_Text block_.
►

Root Agent Orchestration: Central coordinator that intelligently routes user requests to specialized sub-agents based on context and intent
Email Agent Specialization: Dedicated agent handling Gmail operations including reading, sending, organizing, and AI-powered email analysis
Calendar Agent Management: Specialized agent for comprehensive Google Calendar operations, event creation, scheduling, and conflict resolution
Cross-Agent Workflows: Seamless data passing between agents enabling complex scenarios like converting email requests into calendar events

Technology Stack

Frontend: React 18 with TypeScript, Vite build system, Tailwind CSS for responsive design, and custom avatar integration components

Backend: FastAPI with Python for high-performance API development, comprehensive Supabase integration for authentication and data management

Google Cloud Stack:

Vertex AI for agent deployment and management
Google Cloud Speech-to-Text and Text-to-Speech APIs for voice processing
Cloud Run for scalable containerized deployment

Avatar Integration:

HeyGen API for streaming avatar generation and real-time voice synthesis
Custom static avatar system for fallback scenarios

Authentication: Supabase Auth with Google OAuth integration for secure user management

Core Features Implementation

Voice-First Interface: Complete speech-to-text and text-to-speech integration allowing natural conversation with AI avatars

Real-Time Avatar Integration: HeyGen streaming avatars provide lifelike visual representation with synchronized voice responses and lip-sync technology

Gmail and Calendar OAuth Integration: Seamless connection to Google services enabling comprehensive email management and calendar operations

Session Management: Persistent conversation history with context awareness across multiple agent interactions

Challenges we ran into

OAuth Verification Hurdles

Due to Google's OAuth verification requirements, our application is currently in testing mode, which restricts access to whitelisted test user accounts only. Production-level OAuth access requires Google's brand verification process, which takes 3–5 business days for initial response and up to 4–6 weeks for full approval—a timeline incompatible with hackathon submission deadlines. We solved this by providing test account credentials for evaluation.

◄

_Dataset_.
►

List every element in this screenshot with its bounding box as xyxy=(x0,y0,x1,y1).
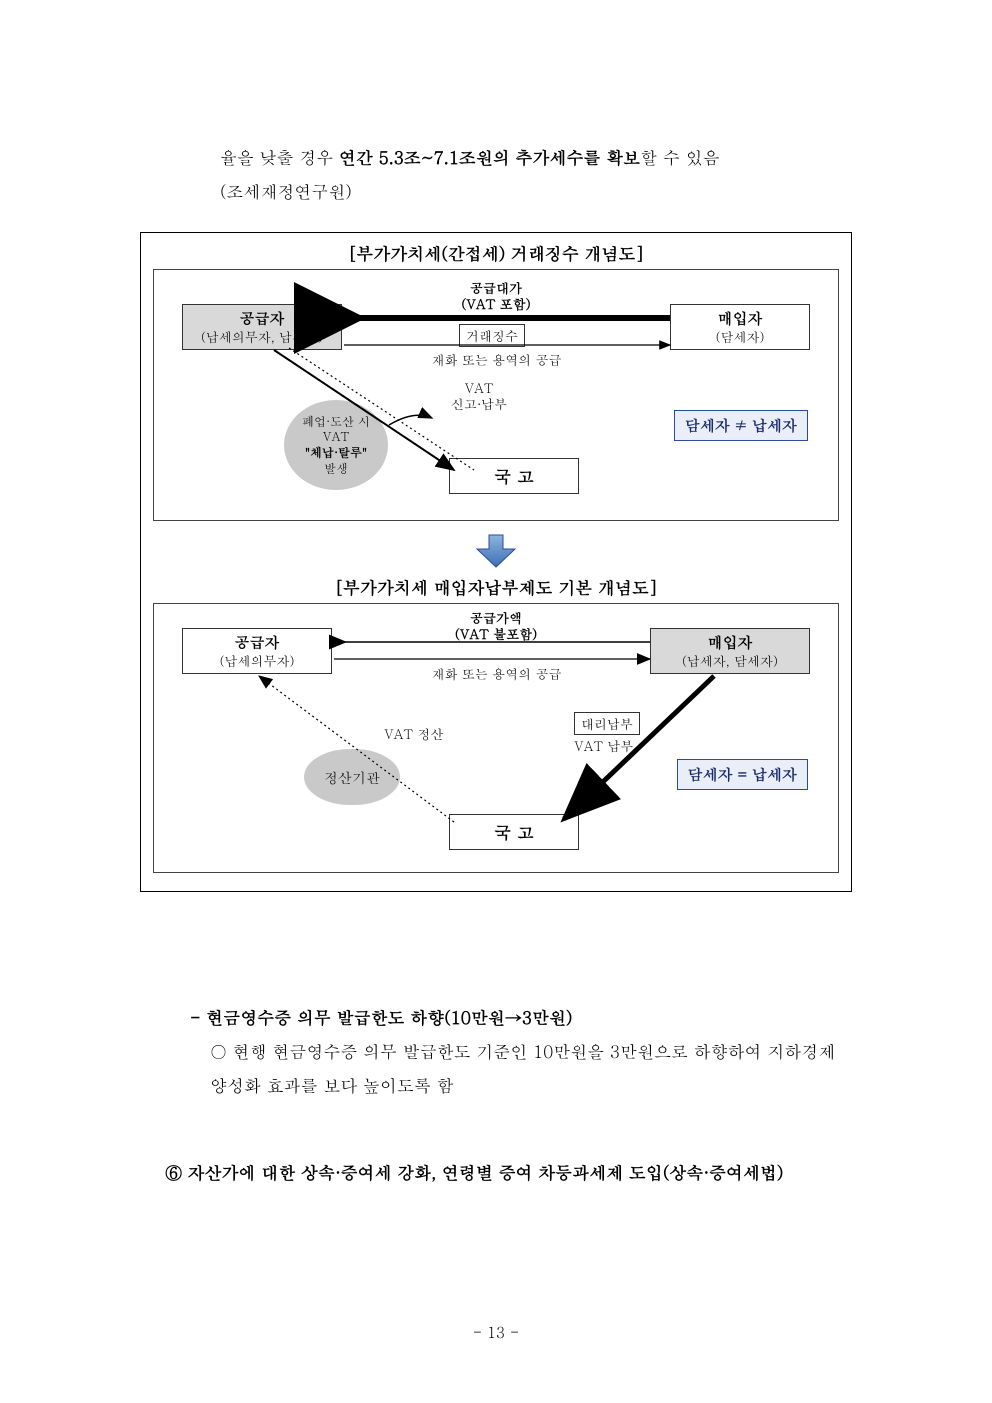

◄
►

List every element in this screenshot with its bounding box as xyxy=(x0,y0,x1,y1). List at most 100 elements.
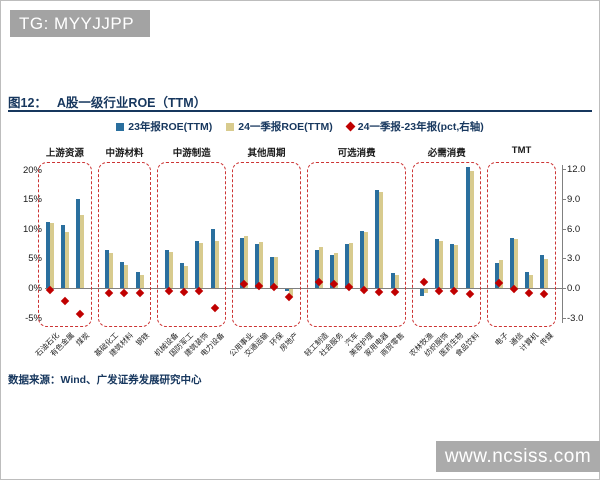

◄

_Set tasks_.
a - According to the project writeup, how long can Google's brand verification take to reach full approval?
b - Pick up the project writeup on the voice-and-avatar assistant right after its last sentence.

_Exercise answers_.
a - Up to 4–6 weeks.

b -
Voice Processing Latency

Balancing real-time voice interaction with high-quality avatar responses proved challenging. The delay between speech input and avatar response needed to feel natural. With more time, we could have implemented advanced caching strategies and optimized our speech processing pipeline to reduce latency significantly.

Dependency Conflicts

We encountered an unexpected and time-consuming issue where importing Supabase client libraries caused HTTP response parsing conflicts with Vertex AI ADK session creation. The Supabase client's HTTP handling interfered with ADK's expected response format, causing critical errors. This wasn't something we anticipated and took considerable time to resolve by developing a custom authentication approach.

HeyGen AI Streaming Sessions and Cost Management

HeyGen's streaming avatar sessions come with significant costs, which forced us to implement user quotas limiting each user to 15 minutes of streaming avatar time. After the quota is reached, users switch to a static avatar with voice to prevent burning through our budget while still demonstrating the full concept. Additionally, switching between streaming and static avatars can break the session, so we implemented a 10-second lock period to ensure smooth transitions.

Accomplishments that we're proud of

Technical Achievements

We successfully built and deployed a full-scale, production-ready website that demonstrates sophisticated multi-agent AI coordination in real-world scenarios. This isn't just a proof of concept—it's a functional application that users can interact with immediately.

Learning Multi-Agent Development

As first-time ADK users, we truly learned how to build multi-agent systems for real-world applications and discovered how crucial evaluations (evals) are for ensuring agent reliability and performance. The journey from concept to deployment taught us invaluable lessons about agent orchestration and production AI systems.

Unique Innovation

We're particularly proud of our unique idea of giving digital assistants a face—creating conversational AI avatar assistants that combine the intelligence of multi-agent systems with the human connection of avatar interaction. This represents a new category of productivity tools that prioritizes natural human-computer interaction.

End-to-End Implementation

Building everything from the multi-agent backend to the responsive frontend, implementing secure authentication, managing external API integrations, and creating a seamless user experience across web and voice interfaces—all within the hackathon timeframe—represents a significant technical accomplishment.

What we learned

Our Personal ADK Journey

As first-time users of the Agent Development Kit, our learning curve was steep but incredibly rewarding:

Initial Challenges: Understanding ADK's session management system proved tricky initially. The concept of tool context and how state persists across agent interactions required careful study. However, once we grasped these fundamentals, we discovered how remarkably easy ADK makes implementing complex agent workflows and multi-agent coordination.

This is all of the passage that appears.